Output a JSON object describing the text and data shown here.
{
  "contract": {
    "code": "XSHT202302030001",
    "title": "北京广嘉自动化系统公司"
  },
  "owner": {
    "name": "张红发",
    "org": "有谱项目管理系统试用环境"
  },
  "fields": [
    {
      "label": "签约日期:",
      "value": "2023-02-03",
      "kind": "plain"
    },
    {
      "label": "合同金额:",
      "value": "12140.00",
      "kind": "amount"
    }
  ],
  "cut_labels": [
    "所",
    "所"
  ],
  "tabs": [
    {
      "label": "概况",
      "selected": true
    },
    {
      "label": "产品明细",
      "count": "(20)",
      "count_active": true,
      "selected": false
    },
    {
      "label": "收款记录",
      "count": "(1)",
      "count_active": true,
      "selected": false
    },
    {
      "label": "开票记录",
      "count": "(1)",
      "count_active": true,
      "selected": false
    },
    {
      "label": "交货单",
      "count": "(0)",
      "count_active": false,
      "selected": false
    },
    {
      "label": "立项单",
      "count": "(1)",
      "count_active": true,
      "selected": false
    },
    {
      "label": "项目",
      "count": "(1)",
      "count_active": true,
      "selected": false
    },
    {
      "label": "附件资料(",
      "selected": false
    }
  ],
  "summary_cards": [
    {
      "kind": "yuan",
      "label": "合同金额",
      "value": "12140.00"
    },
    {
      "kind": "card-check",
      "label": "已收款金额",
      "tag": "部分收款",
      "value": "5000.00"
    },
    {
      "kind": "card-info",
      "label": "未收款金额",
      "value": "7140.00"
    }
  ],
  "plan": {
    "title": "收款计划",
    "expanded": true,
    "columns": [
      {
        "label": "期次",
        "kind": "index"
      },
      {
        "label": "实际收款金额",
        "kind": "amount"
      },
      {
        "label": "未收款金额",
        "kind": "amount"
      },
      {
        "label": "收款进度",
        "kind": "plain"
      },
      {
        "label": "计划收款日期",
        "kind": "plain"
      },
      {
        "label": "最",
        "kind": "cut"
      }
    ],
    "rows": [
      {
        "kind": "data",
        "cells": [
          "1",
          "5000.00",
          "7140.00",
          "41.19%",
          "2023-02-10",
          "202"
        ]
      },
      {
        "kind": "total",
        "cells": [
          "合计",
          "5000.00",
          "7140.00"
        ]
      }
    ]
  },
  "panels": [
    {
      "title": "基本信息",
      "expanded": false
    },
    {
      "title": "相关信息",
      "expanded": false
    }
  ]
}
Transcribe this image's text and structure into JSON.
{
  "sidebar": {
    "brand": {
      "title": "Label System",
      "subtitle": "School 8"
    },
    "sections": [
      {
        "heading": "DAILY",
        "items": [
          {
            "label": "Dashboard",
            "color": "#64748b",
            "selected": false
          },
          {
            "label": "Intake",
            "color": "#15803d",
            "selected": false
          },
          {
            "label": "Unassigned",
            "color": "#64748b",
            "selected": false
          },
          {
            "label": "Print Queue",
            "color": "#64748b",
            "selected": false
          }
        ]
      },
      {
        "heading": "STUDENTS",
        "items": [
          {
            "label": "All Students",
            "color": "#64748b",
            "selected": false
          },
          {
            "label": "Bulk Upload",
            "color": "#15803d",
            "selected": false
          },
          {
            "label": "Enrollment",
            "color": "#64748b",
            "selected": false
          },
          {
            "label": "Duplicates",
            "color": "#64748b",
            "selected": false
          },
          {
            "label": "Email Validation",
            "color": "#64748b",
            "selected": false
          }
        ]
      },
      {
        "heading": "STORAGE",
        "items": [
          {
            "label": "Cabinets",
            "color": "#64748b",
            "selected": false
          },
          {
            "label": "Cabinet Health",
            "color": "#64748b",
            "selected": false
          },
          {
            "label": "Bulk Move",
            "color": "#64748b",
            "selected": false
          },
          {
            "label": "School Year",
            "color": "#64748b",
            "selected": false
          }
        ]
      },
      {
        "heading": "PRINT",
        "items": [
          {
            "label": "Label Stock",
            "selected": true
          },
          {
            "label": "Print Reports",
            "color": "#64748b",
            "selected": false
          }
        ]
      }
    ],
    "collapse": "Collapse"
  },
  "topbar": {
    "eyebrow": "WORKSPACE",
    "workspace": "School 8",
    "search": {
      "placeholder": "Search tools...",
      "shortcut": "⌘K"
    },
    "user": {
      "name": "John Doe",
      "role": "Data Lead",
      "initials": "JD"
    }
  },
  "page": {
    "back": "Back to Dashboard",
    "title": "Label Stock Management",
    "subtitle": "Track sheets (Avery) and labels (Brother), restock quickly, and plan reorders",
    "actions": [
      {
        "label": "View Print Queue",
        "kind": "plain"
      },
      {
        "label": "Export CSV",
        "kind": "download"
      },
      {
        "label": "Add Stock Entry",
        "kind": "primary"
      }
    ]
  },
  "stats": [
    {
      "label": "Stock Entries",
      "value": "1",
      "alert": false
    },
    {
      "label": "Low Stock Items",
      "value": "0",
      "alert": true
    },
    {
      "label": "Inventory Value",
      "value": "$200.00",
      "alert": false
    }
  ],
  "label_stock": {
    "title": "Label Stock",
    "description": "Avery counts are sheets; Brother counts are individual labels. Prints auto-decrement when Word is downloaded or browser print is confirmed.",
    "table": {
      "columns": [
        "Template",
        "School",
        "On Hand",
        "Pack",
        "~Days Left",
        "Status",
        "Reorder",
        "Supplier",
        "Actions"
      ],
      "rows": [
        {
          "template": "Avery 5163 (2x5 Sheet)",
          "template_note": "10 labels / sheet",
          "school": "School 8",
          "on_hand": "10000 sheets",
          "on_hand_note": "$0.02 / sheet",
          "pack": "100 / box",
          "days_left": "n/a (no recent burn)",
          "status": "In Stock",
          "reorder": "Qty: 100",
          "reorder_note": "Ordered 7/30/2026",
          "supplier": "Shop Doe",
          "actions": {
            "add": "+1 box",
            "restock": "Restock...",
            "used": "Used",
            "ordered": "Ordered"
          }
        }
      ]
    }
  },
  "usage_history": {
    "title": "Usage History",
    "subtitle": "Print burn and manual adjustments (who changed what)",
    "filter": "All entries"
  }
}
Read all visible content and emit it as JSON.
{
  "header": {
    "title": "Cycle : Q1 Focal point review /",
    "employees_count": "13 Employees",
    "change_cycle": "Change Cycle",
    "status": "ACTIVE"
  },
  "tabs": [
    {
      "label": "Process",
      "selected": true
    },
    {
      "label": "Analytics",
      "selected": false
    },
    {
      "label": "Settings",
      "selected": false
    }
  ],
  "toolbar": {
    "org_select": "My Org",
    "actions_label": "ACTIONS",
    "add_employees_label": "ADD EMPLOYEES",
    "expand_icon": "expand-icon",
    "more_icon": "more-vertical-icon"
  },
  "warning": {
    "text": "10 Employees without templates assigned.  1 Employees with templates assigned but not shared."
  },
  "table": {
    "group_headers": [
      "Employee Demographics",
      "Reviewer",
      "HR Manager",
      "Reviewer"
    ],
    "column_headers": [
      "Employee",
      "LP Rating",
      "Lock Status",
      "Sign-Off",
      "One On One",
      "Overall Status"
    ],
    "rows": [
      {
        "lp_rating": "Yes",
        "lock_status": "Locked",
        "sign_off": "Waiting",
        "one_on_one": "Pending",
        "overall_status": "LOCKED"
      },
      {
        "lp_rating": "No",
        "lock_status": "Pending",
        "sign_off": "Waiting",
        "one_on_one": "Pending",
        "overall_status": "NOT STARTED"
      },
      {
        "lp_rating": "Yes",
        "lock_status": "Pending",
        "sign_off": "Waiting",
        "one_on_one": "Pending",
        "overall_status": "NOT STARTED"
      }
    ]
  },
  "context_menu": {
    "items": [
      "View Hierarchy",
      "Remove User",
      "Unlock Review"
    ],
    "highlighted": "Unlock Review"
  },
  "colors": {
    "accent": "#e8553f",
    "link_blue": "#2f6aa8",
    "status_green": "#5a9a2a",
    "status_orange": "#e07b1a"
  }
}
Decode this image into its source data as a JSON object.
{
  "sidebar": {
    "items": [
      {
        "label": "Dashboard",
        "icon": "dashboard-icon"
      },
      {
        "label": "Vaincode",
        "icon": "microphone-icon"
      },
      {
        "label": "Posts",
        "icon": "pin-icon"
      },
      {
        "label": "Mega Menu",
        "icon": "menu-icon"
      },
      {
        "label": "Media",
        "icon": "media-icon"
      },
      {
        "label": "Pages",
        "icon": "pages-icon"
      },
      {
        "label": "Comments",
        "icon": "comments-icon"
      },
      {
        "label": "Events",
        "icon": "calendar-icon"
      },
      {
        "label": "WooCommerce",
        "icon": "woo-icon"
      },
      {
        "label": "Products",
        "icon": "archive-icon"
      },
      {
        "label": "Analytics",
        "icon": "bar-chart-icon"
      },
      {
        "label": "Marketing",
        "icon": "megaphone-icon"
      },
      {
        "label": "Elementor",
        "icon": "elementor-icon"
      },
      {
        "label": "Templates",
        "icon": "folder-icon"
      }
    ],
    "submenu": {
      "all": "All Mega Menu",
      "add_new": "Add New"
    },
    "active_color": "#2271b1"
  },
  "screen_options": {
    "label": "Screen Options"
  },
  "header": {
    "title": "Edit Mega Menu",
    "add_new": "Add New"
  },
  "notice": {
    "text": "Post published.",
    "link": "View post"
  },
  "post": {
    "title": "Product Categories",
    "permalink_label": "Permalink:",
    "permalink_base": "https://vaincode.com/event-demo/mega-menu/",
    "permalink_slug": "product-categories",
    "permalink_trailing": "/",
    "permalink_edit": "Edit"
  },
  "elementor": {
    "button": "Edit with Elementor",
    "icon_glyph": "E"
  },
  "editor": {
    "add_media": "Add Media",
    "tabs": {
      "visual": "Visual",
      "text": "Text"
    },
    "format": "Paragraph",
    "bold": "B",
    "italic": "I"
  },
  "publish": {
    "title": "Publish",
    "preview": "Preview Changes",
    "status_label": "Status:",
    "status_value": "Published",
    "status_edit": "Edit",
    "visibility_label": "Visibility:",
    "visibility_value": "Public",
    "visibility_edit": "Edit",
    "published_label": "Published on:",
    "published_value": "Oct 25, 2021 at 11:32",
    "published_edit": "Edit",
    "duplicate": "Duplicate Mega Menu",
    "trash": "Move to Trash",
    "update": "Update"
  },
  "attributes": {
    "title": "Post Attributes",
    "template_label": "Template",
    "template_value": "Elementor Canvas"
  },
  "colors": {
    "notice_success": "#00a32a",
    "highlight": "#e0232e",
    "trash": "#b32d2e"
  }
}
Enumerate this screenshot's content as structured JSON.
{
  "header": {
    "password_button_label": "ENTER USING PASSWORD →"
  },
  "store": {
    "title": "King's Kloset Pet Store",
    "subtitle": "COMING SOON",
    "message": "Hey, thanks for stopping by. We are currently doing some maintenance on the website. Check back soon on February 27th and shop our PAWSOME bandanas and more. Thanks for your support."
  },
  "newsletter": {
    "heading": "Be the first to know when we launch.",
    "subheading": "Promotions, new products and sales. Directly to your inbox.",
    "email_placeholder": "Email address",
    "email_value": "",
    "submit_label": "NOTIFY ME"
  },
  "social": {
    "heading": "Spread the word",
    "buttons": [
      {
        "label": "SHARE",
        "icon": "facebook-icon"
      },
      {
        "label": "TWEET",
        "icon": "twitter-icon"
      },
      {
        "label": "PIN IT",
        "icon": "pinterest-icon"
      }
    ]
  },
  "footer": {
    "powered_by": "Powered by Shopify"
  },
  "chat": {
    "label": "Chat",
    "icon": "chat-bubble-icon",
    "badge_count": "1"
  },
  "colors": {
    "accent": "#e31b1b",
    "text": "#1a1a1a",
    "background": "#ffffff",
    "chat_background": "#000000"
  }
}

========================

YOUR INSTRUCTIONS
Copy down every line of the material above that includes the string "JSON".

WRITTEN SOLUTION
Output a JSON object describing the text and data shown here.
Transcribe this image's text and structure into JSON.
Read all visible content and emit it as JSON.
Decode this image into its source data as a JSON object.
Enumerate this screenshot's content as structured JSON.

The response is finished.